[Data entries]
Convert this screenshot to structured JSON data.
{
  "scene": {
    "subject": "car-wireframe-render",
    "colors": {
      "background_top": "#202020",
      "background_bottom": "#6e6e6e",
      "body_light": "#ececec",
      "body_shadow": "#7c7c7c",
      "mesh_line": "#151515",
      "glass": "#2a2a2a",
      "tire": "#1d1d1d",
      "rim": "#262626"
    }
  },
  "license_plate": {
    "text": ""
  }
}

What to do: Every entry must be retyped in full, exactly as given.

Complete output:
Convert this screenshot to structured JSON data.
{
  "scene": {
    "subject": "car-wireframe-render",
    "colors": {
      "background_top": "#202020",
      "background_bottom": "#6e6e6e",
      "body_light": "#ececec",
      "body_shadow": "#7c7c7c",
      "mesh_line": "#151515",
      "glass": "#2a2a2a",
      "tire": "#1d1d1d",
      "rim": "#262626"
    }
  },
  "license_plate": {
    "text": ""
  }
}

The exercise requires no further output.